BEGIN EXTRACTED TEXT

An undercover media investigation has exposed a Swiss doctor apparently prescribing banned substances to athletes to enhance their performance. The exposé was secretly filmed as part of a joint report, including the Swiss online magazine Republik.
The unnamed doctor, in canton Bern, was caught on camera explaining to a young cross-country skier how to cheat by using EPO or by injecting testosterone. When asked by the athlete about the risks of being caught, he replies:
“The chances that you have to piss are maybe 1:100,000. And if you piss here in Switzerland and ‘testo’ is found, nothing will happen. You might have to pay CHF100 fine and you then can't compete for a year in that sport with your federation. But there are no legal consequences in Switzerland. We are relatively relaxed in that regard.”
The damning evidence comes in the same week that 28 Russian athletes had their Olympic doping bans controversially overturned by the Lausanne-based Court of Arbitration for Sport (CAS).
When questioned by the Neue Zürcher Zeitung newspaper, the doctor denied the allegations and charges that he had been in communication with a Russian athletics doctor in recent years. He admitted to having his offices raided by Swiss prosecutors earlier in the week, but said the investigation was unrelated to the allegations being put to him.
Following further investigating by the newspaper SonntagsBlick, it also emerged that the doctor was linked with two projects on behalf of the Swiss state: one as a Lieutenant-Colonel in the Swiss army, in its sport section, and another with the State Secretariat for Migration (SEM), where he provided medical assistance for asylum seekers.
On Sunday, a spokesman for the army confirmed to the Swiss News Agency, ATS, that the collaboration with the doctor had been suspended following the accusations.
The doctor, reportedly a keen amateur athlete, has since refused to speak to the media. The initial media undercover investigation was carried out by Republik, the German television station ARD, the British Sunday Times newspaper and Swedish network SVT.

END EXTRACTED TEXT
BEGIN DATA LISTING

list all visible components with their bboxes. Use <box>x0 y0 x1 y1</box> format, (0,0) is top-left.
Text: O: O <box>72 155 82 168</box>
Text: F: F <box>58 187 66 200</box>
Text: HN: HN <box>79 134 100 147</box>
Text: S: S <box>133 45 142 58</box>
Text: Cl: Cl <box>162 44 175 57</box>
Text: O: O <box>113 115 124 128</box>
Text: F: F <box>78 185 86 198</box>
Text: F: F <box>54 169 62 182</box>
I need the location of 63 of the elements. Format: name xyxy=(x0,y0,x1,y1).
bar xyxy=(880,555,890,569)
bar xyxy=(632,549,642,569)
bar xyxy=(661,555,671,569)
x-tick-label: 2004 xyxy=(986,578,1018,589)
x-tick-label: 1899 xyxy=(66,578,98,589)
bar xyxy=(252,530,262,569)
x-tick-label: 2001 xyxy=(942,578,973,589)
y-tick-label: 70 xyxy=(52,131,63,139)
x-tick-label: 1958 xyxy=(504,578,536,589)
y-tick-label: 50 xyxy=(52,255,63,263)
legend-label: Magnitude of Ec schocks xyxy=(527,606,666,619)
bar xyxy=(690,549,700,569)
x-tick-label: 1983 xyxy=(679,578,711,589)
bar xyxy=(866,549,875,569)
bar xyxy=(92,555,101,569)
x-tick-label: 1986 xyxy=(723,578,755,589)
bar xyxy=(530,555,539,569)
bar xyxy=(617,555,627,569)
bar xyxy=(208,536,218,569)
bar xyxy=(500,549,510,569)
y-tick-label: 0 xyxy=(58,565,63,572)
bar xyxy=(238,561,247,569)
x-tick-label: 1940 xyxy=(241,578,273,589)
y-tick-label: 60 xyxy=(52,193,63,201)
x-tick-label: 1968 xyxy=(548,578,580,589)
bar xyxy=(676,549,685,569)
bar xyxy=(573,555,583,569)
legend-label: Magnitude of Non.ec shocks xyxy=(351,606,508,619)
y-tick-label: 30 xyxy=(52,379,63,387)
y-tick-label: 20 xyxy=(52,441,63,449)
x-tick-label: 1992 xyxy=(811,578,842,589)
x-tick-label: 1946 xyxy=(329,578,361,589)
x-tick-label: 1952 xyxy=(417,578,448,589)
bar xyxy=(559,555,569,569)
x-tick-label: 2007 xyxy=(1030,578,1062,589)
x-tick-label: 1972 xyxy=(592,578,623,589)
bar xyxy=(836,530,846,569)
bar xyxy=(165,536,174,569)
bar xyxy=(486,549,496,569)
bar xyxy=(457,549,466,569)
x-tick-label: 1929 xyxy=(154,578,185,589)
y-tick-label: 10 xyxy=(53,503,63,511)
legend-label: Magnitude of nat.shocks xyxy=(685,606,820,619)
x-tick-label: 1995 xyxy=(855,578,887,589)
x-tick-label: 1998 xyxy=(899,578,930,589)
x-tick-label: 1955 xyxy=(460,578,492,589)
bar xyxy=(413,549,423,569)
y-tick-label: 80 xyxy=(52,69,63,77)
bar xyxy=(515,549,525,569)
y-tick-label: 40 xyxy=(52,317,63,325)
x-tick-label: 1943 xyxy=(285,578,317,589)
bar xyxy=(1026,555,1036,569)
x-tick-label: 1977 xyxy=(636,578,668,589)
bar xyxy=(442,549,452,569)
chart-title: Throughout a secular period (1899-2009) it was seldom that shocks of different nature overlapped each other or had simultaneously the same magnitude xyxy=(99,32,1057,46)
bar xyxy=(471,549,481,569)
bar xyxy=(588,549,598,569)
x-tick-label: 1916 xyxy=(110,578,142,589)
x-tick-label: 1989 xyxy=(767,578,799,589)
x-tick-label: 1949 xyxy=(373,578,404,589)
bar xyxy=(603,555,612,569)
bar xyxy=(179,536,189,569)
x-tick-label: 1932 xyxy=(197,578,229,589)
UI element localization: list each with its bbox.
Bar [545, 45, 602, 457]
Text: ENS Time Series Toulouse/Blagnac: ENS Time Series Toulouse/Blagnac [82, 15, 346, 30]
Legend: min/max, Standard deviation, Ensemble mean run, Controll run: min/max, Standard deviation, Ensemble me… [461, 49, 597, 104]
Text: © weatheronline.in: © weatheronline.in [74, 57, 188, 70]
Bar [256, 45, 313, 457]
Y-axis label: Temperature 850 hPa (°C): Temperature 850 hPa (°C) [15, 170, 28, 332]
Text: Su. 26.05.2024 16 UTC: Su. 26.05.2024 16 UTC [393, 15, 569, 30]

END DATA LISTING

**WHAT TO DO**
**a)** In the doping article, what reasons does the doctor give the skier for not worrying about getting caught?
**b)** In the doping article, change "athletes" to "competitors" in the passage starting with "An undercover media" and going on through "online magazine Republik.".
None of these items matter here.

**RESPONSES BY TASK**
**a)** He says the chance of being tested is maybe 1 in 100,000. If testosterone is found in a test in Switzerland, the athlete might pay a CHF100 fine and be barred from competing in that sport with the federation for a year, but there are no legal consequences in Switzerland.

**b)**
An undercover media investigation has exposed a Swiss doctor apparently prescribing banned substances to competitors to enhance their performance. The exposé was secretly filmed as part of a joint report, including the Swiss online magazine Republik.